- _Records for this task_
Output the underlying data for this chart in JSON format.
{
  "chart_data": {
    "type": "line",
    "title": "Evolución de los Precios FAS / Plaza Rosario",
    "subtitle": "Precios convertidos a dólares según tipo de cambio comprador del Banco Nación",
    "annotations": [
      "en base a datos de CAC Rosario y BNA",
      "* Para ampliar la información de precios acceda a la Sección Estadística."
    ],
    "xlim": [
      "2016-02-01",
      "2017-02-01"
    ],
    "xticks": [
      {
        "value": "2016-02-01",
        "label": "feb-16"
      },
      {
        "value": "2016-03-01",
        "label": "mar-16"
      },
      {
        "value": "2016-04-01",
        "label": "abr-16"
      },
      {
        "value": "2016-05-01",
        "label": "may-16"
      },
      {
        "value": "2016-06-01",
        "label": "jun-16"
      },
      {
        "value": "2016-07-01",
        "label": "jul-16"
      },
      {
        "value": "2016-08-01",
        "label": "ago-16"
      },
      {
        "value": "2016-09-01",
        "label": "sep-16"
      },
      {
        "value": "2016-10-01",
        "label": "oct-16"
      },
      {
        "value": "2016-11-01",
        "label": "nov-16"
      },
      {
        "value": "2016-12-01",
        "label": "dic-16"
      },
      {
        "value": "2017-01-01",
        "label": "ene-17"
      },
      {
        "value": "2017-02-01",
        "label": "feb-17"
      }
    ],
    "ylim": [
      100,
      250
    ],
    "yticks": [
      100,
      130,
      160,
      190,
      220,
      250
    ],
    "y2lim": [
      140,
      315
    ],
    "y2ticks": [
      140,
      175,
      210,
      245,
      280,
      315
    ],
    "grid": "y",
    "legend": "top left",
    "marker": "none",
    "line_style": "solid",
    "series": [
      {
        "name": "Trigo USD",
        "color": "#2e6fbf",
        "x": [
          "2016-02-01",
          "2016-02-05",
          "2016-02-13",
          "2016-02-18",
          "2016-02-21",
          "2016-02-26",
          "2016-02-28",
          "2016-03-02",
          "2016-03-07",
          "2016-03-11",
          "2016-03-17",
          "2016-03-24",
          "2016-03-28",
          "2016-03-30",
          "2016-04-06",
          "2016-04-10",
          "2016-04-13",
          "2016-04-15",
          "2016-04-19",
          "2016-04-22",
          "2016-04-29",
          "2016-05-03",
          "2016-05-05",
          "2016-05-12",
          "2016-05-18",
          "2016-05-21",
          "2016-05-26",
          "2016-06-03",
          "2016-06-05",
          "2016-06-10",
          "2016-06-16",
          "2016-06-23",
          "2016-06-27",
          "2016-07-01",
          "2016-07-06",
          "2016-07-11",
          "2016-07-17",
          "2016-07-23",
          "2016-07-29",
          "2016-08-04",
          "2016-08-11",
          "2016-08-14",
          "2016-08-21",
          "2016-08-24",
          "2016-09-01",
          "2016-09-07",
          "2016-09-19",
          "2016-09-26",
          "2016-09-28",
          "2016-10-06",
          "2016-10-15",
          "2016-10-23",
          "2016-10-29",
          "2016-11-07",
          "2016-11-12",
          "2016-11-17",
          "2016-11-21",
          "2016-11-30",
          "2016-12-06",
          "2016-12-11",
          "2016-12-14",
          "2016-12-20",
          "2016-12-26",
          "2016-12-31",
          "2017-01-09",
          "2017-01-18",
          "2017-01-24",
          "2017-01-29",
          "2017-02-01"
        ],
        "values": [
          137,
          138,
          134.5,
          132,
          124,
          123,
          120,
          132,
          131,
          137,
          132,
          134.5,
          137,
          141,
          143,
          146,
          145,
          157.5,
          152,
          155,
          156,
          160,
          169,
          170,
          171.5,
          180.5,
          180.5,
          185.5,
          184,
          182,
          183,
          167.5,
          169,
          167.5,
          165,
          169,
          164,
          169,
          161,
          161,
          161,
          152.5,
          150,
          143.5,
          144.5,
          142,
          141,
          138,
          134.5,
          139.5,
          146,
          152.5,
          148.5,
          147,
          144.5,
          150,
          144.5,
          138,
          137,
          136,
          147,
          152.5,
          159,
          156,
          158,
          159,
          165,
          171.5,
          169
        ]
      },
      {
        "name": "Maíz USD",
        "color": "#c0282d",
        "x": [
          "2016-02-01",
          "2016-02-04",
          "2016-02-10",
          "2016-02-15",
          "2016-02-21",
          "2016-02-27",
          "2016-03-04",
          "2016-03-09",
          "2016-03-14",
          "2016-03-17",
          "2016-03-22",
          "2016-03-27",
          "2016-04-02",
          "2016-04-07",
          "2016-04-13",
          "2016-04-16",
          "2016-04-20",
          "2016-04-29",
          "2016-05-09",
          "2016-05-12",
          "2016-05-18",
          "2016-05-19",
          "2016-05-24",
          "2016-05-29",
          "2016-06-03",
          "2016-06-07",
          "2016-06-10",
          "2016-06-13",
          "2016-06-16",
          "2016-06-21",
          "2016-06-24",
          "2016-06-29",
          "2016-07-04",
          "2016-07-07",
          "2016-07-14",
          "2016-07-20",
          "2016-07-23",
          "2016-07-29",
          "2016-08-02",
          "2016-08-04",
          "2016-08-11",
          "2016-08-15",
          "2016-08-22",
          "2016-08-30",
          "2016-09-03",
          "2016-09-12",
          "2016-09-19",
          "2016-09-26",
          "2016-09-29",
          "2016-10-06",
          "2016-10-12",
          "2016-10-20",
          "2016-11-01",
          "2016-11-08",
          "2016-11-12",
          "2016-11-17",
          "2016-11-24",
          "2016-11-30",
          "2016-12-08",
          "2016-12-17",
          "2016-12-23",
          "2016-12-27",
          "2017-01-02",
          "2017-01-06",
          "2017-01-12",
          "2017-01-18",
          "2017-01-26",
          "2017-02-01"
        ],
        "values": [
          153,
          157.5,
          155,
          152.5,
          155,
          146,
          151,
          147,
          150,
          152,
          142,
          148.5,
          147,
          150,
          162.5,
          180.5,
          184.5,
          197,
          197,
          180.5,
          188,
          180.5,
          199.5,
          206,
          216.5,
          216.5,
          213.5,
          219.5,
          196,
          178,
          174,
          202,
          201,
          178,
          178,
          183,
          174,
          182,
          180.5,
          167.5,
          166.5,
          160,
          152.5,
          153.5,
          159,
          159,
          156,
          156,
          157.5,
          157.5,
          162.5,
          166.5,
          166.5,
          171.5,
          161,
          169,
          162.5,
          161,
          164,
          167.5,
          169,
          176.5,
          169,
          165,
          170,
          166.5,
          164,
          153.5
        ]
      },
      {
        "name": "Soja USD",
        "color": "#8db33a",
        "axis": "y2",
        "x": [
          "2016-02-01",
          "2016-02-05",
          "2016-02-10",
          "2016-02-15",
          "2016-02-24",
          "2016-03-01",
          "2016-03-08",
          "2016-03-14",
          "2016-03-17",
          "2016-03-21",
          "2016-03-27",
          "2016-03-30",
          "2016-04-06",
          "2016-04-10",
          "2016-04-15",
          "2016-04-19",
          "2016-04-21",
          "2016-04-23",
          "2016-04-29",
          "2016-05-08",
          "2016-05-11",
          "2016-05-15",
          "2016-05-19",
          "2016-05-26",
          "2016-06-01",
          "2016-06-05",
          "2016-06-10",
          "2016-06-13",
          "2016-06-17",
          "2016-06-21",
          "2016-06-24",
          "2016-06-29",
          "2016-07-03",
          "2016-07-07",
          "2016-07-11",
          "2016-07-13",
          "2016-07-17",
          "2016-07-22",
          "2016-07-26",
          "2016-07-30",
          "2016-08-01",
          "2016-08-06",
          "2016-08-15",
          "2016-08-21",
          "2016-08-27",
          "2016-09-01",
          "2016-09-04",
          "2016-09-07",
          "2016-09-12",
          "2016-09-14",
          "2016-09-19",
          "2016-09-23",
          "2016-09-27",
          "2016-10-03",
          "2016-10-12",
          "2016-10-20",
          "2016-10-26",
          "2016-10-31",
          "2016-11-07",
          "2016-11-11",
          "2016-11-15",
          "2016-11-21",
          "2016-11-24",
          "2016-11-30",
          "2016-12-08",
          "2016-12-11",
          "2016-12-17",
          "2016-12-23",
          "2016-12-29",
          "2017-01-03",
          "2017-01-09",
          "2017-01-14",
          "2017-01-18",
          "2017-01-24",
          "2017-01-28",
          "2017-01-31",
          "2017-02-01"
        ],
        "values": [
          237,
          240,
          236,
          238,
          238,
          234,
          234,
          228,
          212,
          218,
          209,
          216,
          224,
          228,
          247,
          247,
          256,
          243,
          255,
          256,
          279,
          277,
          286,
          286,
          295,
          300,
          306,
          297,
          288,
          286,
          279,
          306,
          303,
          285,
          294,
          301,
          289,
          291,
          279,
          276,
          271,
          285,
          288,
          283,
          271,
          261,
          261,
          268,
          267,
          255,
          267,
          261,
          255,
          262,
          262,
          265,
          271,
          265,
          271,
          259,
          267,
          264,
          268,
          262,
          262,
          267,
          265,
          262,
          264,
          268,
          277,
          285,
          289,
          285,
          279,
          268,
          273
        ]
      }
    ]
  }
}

- _Given exercise_
Within the listing above, find every line containing the string "Rosario" and return it.

- _Finished task_
    "title": "Evolución de los Precios FAS / Plaza Rosario",
      "en base a datos de CAC Rosario y BNA",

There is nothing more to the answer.